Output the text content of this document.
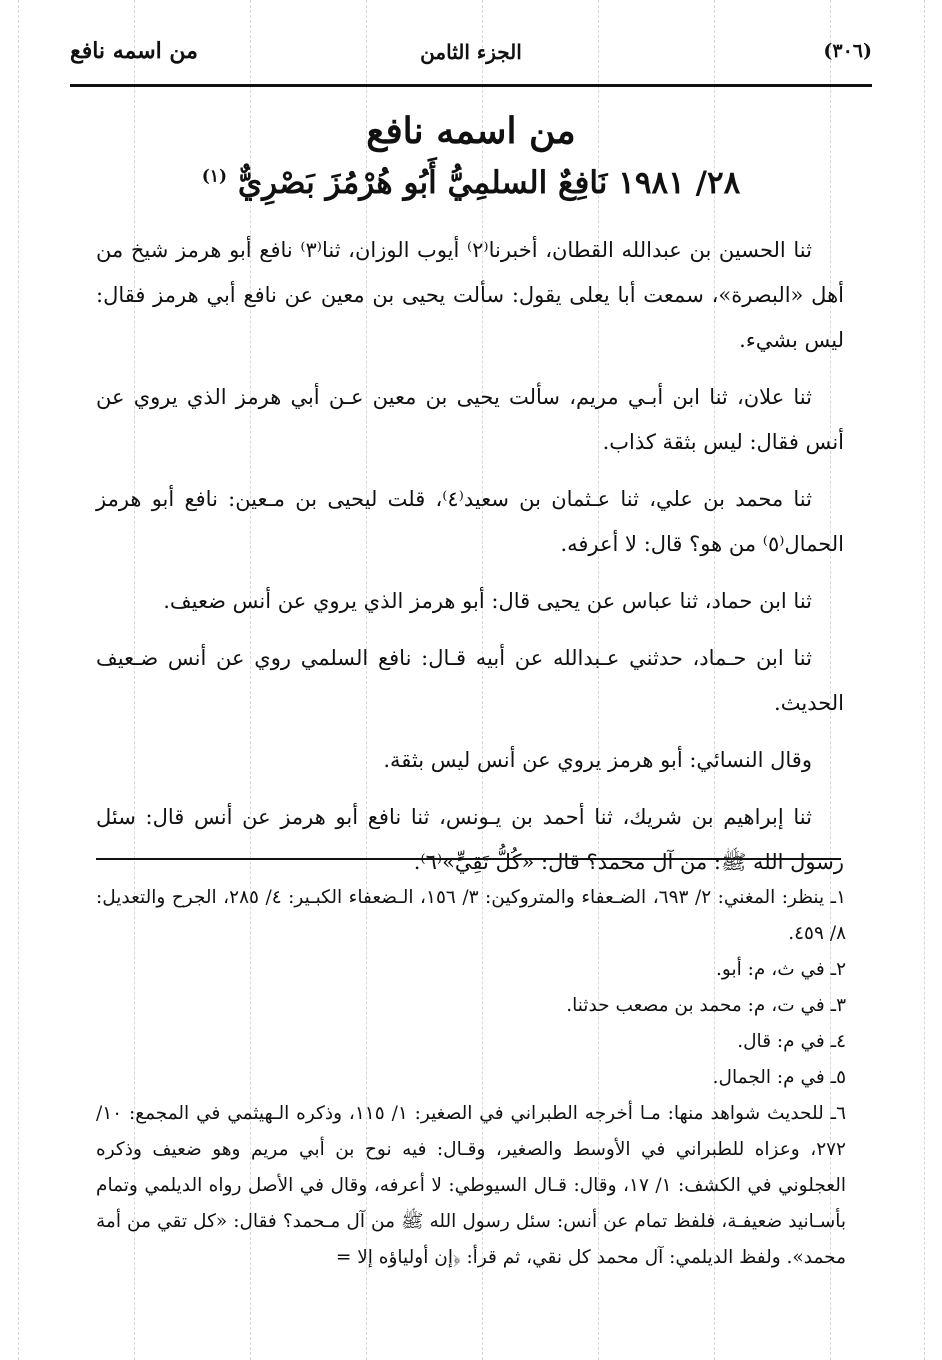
من اسمه نافع	الجزء الثامن	(٣٠٦)
من اسمه نافع
٢٨/ ١٩٨١ نَافِعٌ السلمِيُّ أَبُو هُرْمُزَ بَصْرِيٌّ $^{(١)}$

ثنا الحسين بن عبدالله القطان، أخبرنا⁽٢⁾ أيوب الوزان، ثنا⁽٣⁾ نافع أبو هرمز شيخ من أهل «البصرة»، سمعت أبا يعلى يقول: سألت يحيى بن معين عن نافع أبي هرمز فقال: ليس بشيء.

ثنا علان، ثنا ابن أبـي مريم، سألت يحيى بن معين عـن أبي هرمز الذي يروي عن أنس فقال: ليس بثقة كذاب.

ثنا محمد بن علي، ثنا عـثمان بن سعيد⁽٤⁾، قلت ليحيى بن مـعين: نافع أبو هرمز الحمال⁽٥⁾ من هو؟ قال: لا أعرفه.

ثنا ابن حماد، ثنا عباس عن يحيى قال: أبو هرمز الذي يروي عن أنس ضعيف.

ثنا ابن حـماد، حدثني عـبدالله عن أبيه قـال: نافع السلمي روي عن أنس ضـعيف الحديث.

وقال النسائي: أبو هرمز يروي عن أنس ليس بثقة.

ثنا إبراهيم بن شريك، ثنا أحمد بن يـونس، ثنا نافع أبو هرمز عن أنس قال: سئل رسول الله ﷺ: من آل محمد؟ قال: «كُلُّ تَقِيٍّ»⁽٦⁾.

١ـ ينظر: المغني: ٢/ ٦٩٣، الضـعفاء والمتروكين: ٣/ ١٥٦، الـضعفاء الكبـير: ٤/ ٢٨٥، الجرح والتعديل: ٨/ ٤٥٩.

٢ـ في ث، م: أبو.

٣ـ في ت، م: محمد بن مصعب حدثنا.

٤ـ في م: قال.

٥ـ في م: الجمال.

٦ـ للحديث شواهد منها: مـا أخرجه الطبراني في الصغير: ١/ ١١٥، وذكره الـهيثمي في المجمع: ١٠/ ٢٧٢، وعزاه للطبراني في الأوسط والصغير، وقـال: فيه نوح بن أبي مريم وهو ضعيف وذكره العجلوني في الكشف: ١/ ١٧، وقال: قـال السيوطي: لا أعرفه، وقال في الأصل رواه الديلمي وتمام بأسـانيد ضعيفـة، فلفظ تمام عن أنس: سئل رسول الله ﷺ من آل مـحمد؟ فقال: «كل تقي من أمة محمد». ولفظ الديلمي: آل محمد كل نقي، ثم قرأ: ﴿إن أولياؤه إلا =
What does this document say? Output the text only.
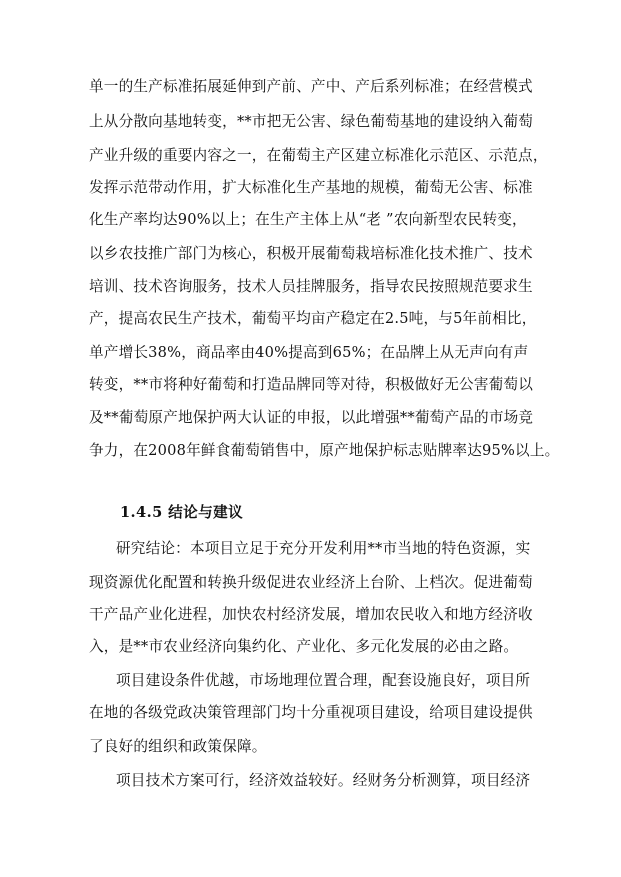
单一的生产标准拓展延伸到产前、产中、产后系列标准；在经营模式
上从分散向基地转变，**市把无公害、绿色葡萄基地的建设纳入葡萄
产业升级的重要内容之一，在葡萄主产区建立标准化示范区、示范点，
发挥示范带动作用，扩大标准化生产基地的规模，葡萄无公害、标准
化生产率均达90%以上；在生产主体上从“老 ”农向新型农民转变，
以乡农技推广部门为核心，积极开展葡萄栽培标准化技术推广、技术
培训、技术咨询服务，技术人员挂牌服务，指导农民按照规范要求生
产，提高农民生产技术，葡萄平均亩产稳定在2.5吨，与5年前相比，
单产增长38%，商品率由40%提高到65%；在品牌上从无声向有声
转变，**市将种好葡萄和打造品牌同等对待，积极做好无公害葡萄以
及**葡萄原产地保护两大认证的申报，以此增强**葡萄产品的市场竞
争力，在2008年鲜食葡萄销售中，原产地保护标志贴牌率达95%以上。
1.4.5 结论与建议
研究结论：本项目立足于充分开发利用**市当地的特色资源，实
现资源优化配置和转换升级促进农业经济上台阶、上档次。促进葡萄
干产品产业化进程，加快农村经济发展，增加农民收入和地方经济收
入，是**市农业经济向集约化、产业化、多元化发展的必由之路。
项目建设条件优越，市场地理位置合理，配套设施良好，项目所
在地的各级党政决策管理部门均十分重视项目建设，给项目建设提供
了良好的组织和政策保障。
项目技术方案可行，经济效益较好。经财务分析测算，项目经济
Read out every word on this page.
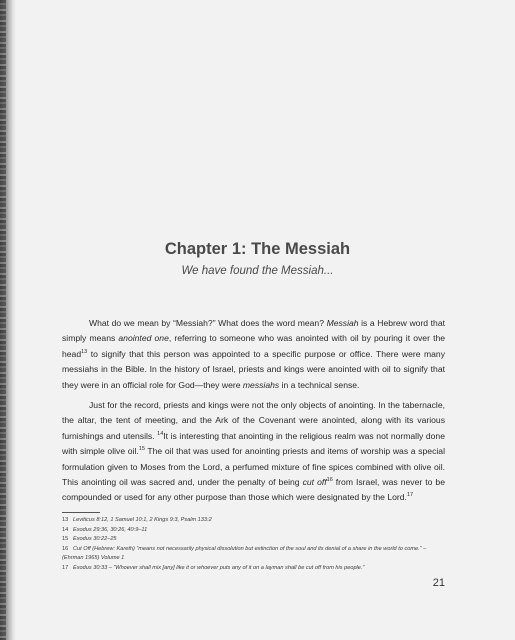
Chapter 1: The Messiah

We have found the Messiah...

What do we mean by “Messiah?” What does the word mean? Messiah is a Hebrew word that simply means anointed one, referring to someone who was anointed with oil by pouring it over the head$^{13}$ to signify that this person was appointed to a specific purpose or office. There were many messiahs in the Bible. In the history of Israel, priests and kings were anointed with oil to signify that they were in an official role for God—they were messiahs in a technical sense.

Just for the record, priests and kings were not the only objects of anointing. In the tabernacle, the altar, the tent of meeting, and the Ark of the Covenant were anointed, along with its various furnishings and utensils. $^{14}$It is interesting that anointing in the religious realm was not normally done with simple olive oil.$^{15}$ The oil that was used for anointing priests and items of worship was a special formulation given to Moses from the Lord, a perfumed mixture of fine spices combined with olive oil. This anointing oil was sacred and, under the penalty of being cut off$^{16}$ from Israel, was never to be compounded or used for any other purpose than those which were designated by the Lord.$^{17}$

13 Leviticus 8:12, 1 Samuel 10:1, 2 Kings 9:3, Psalm 133:2

14 Exodus 29:36, 30:26, 40:9–11

15 Exodus 30:22–25

16 Cut Off (Hebrew: Kareth) “means not necessarily physical dissolution but extinction of the soul and its denial of a share in the world to come.” – (Ehrman 1965) Volume 1

17 Exodus 30:33 – “Whoever shall mix [any] like it or whoever puts any of it on a layman shall be cut off from his people.”

21
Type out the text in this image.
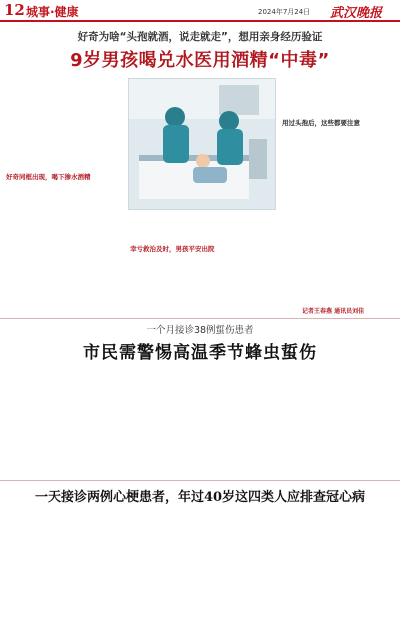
12 城事·健康	2024年7月24日 武汉晚报
好奇为啥“头孢就酒，说走就走”，想用亲身经历验证
9岁男孩喝兑水医用酒精“中毒”
好奇同框出现，喝下掺水酒精
幸亏救治及时，男孩平安出院
用过头孢后，这些都要注意
记者王春燕 通讯员刘佳
一个月接诊38例蜇伤患者
市民需警惕高温季节蜂虫蜇伤
一天接诊两例心梗患者，年过40岁这四类人应排查冠心病
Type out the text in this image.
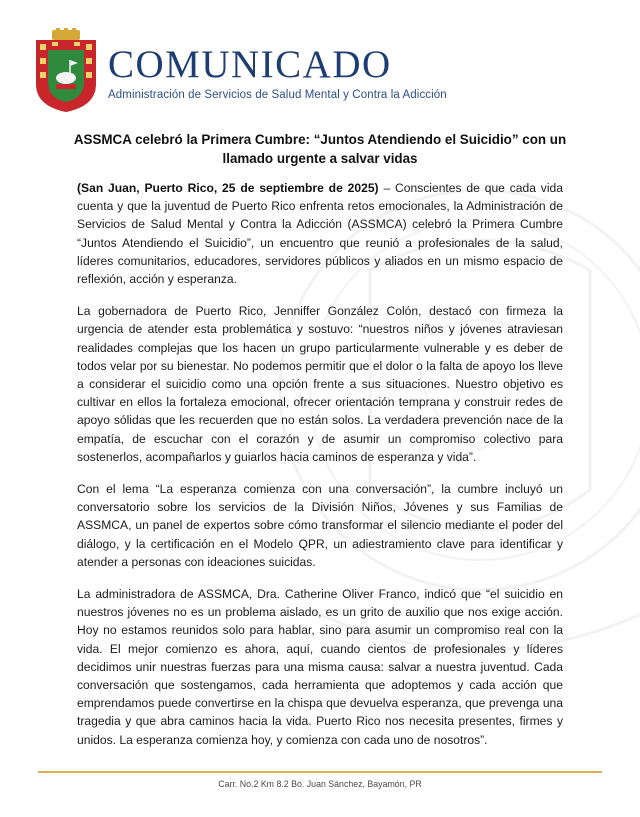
COMUNICADO
Administración de Servicios de Salud Mental y Contra la Adicción
ASSMCA celebró la Primera Cumbre: “Juntos Atendiendo el Suicidio” con un llamado urgente a salvar vidas

(San Juan, Puerto Rico, 25 de septiembre de 2025) – Conscientes de que cada vida cuenta y que la juventud de Puerto Rico enfrenta retos emocionales, la Administración de Servicios de Salud Mental y Contra la Adicción (ASSMCA) celebró la Primera Cumbre “Juntos Atendiendo el Suicidio”, un encuentro que reunió a profesionales de la salud, líderes comunitarios, educadores, servidores públicos y aliados en un mismo espacio de reflexión, acción y esperanza.

La gobernadora de Puerto Rico, Jenniffer González Colón, destacó con firmeza la urgencia de atender esta problemática y sostuvo: “nuestros niños y jóvenes atraviesan realidades complejas que los hacen un grupo particularmente vulnerable y es deber de todos velar por su bienestar. No podemos permitir que el dolor o la falta de apoyo los lleve a considerar el suicidio como una opción frente a sus situaciones. Nuestro objetivo es cultivar en ellos la fortaleza emocional, ofrecer orientación temprana y construir redes de apoyo sólidas que les recuerden que no están solos. La verdadera prevención nace de la empatía, de escuchar con el corazón y de asumir un compromiso colectivo para sostenerlos, acompañarlos y guiarlos hacia caminos de esperanza y vida”.

Con el lema “La esperanza comienza con una conversación”, la cumbre incluyó un conversatorio sobre los servicios de la División Niños, Jóvenes y sus Familias de ASSMCA, un panel de expertos sobre cómo transformar el silencio mediante el poder del diálogo, y la certificación en el Modelo QPR, un adiestramiento clave para identificar y atender a personas con ideaciones suicidas.

La administradora de ASSMCA, Dra. Catherine Oliver Franco, indicó que “el suicidio en nuestros jóvenes no es un problema aislado, es un grito de auxilio que nos exige acción. Hoy no estamos reunidos solo para hablar, sino para asumir un compromiso real con la vida. El mejor comienzo es ahora, aquí, cuando cientos de profesionales y líderes decidimos unir nuestras fuerzas para una misma causa: salvar a nuestra juventud. Cada conversación que sostengamos, cada herramienta que adoptemos y cada acción que emprendamos puede convertirse en la chispa que devuelva esperanza, que prevenga una tragedia y que abra caminos hacia la vida. Puerto Rico nos necesita presentes, firmes y unidos. La esperanza comienza hoy, y comienza con cada uno de nosotros”.

Carr. No.2 Km 8.2 Bo. Juan Sánchez, Bayamón, PR
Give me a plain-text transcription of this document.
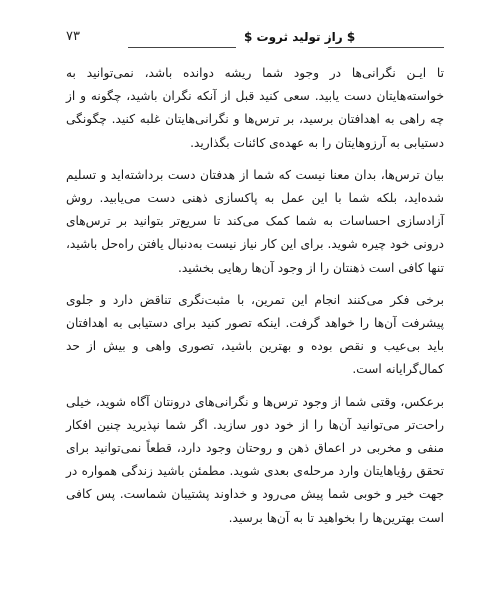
۷۳	$ راز تولید ثروت $

تا ایـن نگرانی‌ها در وجود شما ریشه دوانده باشد، نمی‌توانید به خواسته‌هایتان دست یابید. سعی کنید قبل از آنکه نگران باشید، چگونه و از چه راهی به اهدافتان برسید، بر ترس‌ها و نگرانی‌هایتان غلبه کنید. چگونگی دستیابی به آرزوهایتان را به عهده‌ی کائنات بگذارید.

بیان ترس‌ها، بدان معنا نیست که شما از هدفتان دست برداشته‌اید و تسلیم شده‌اید، بلکه شما با این عمل به پاکسازی ذهنی دست می‌یابید. روش آزادسازی احساسات به شما کمک می‌کند تا سریع‌تر بتوانید بر ترس‌های درونی خود چیره شوید. برای این کار نیاز نیست به‌دنبال یافتن راه‌حل باشید، تنها کافی است ذهنتان را از وجود آن‌ها رهایی بخشید.

برخی فکر می‌کنند انجام این تمرین، با مثبت‌نگری تناقض دارد و جلوی پیشرفت آن‌ها را خواهد گرفت. اینکه تصور کنید برای دستیابی به اهدافتان باید بی‌عیب و نقص بوده و بهترین باشید، تصوری واهی و بیش از حد کمال‌گرایانه است.

برعکس، وقتی شما از وجود ترس‌ها و نگرانی‌های درونتان آگاه شوید، خیلی راحت‌تر می‌توانید آن‌ها را از خود دور سازید. اگر شما نپذیرید چنین افکار منفی و مخربی در اعماق ذهن و روحتان وجود دارد، قطعاً نمی‌توانید برای تحقق رؤیاهایتان وارد مرحله‌ی بعدی شوید. مطمئن باشید زندگی همواره در جهت خیر و خوبی شما پیش می‌رود و خداوند پشتیبان شماست. پس کافی است بهترین‌ها را بخواهید تا به آن‌ها برسید.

···

Written problem: Copy every line of the entries above in which "اسمه" occurs.

Response to this task:
من اسمه نافع	الجزء الثامن	(٣٠٦)
من اسمه نافع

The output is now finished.